___ INPUT DATA ___

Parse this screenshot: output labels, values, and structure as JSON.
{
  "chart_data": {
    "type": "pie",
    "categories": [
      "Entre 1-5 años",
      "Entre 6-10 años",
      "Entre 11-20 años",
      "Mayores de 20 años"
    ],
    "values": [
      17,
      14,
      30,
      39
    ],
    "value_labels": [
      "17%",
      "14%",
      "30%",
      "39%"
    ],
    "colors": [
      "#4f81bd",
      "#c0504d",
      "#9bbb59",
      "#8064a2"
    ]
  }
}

___

• SHORT EXERCISE
Extract the complete listing above, reproducing each line exactly.

• SOLVED PROBLEM
Parse this screenshot: output labels, values, and structure as JSON.
{
  "chart_data": {
    "type": "pie",
    "categories": [
      "Entre 1-5 años",
      "Entre 6-10 años",
      "Entre 11-20 años",
      "Mayores de 20 años"
    ],
    "values": [
      17,
      14,
      30,
      39
    ],
    "value_labels": [
      "17%",
      "14%",
      "30%",
      "39%"
    ],
    "colors": [
      "#4f81bd",
      "#c0504d",
      "#9bbb59",
      "#8064a2"
    ]
  }
}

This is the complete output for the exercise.